GIVEN EXERCISE →
Every entry needs to be printed exactly, please.

GIVEN RECORDS →
'''
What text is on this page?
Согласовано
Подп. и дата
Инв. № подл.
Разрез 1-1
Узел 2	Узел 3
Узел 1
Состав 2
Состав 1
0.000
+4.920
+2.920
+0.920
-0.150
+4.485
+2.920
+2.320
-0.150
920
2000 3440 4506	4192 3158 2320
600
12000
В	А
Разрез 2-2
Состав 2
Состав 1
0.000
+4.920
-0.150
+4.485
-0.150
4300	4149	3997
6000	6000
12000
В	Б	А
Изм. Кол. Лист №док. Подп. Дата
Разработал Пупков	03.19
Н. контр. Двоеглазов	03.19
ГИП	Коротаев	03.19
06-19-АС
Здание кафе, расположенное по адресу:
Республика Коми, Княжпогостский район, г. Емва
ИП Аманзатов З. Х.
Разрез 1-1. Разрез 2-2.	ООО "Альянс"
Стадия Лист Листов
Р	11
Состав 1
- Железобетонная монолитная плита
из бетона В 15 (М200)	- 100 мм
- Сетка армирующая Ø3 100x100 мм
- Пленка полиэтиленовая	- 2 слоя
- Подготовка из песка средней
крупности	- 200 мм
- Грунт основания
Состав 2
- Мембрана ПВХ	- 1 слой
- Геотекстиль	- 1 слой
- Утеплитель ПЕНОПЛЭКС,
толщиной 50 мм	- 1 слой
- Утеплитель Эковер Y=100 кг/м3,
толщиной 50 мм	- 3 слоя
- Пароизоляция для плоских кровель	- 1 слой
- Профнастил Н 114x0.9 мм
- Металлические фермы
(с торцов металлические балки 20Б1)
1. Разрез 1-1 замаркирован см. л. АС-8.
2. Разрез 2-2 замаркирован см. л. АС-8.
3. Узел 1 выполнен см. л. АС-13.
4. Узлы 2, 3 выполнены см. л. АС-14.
'''
CORRECT RESULT →
What text is on this page?
Согласовано
Подп. и дата
Инв. № подл.
Разрез 1-1
Узел 2	Узел 3
Узел 1
Состав 2
Состав 1
0.000
+4.920
+2.920
+0.920
-0.150
+4.485
+2.920
+2.320
-0.150
920
2000 3440 4506	4192 3158 2320
600
12000
В	А
Разрез 2-2
Состав 2
Состав 1
0.000
+4.920
-0.150
+4.485
-0.150
4300	4149	3997
6000	6000
12000
В	Б	А
Изм. Кол. Лист №док. Подп. Дата
Разработал Пупков	03.19
Н. контр. Двоеглазов	03.19
ГИП	Коротаев	03.19
06-19-АС
Здание кафе, расположенное по адресу:
Республика Коми, Княжпогостский район, г. Емва
ИП Аманзатов З. Х.
Разрез 1-1. Разрез 2-2.	ООО "Альянс"
Стадия Лист Листов
Р	11
Состав 1
- Железобетонная монолитная плита
из бетона В 15 (М200)	- 100 мм
- Сетка армирующая Ø3 100x100 мм
- Пленка полиэтиленовая	- 2 слоя
- Подготовка из песка средней
крупности	- 200 мм
- Грунт основания
Состав 2
- Мембрана ПВХ	- 1 слой
- Геотекстиль	- 1 слой
- Утеплитель ПЕНОПЛЭКС,
толщиной 50 мм	- 1 слой
- Утеплитель Эковер Y=100 кг/м3,
толщиной 50 мм	- 3 слоя
- Пароизоляция для плоских кровель	- 1 слой
- Профнастил Н 114x0.9 мм
- Металлические фермы
(с торцов металлические балки 20Б1)
1. Разрез 1-1 замаркирован см. л. АС-8.
2. Разрез 2-2 замаркирован см. л. АС-8.
3. Узел 1 выполнен см. л. АС-13.
4. Узлы 2, 3 выполнены см. л. АС-14.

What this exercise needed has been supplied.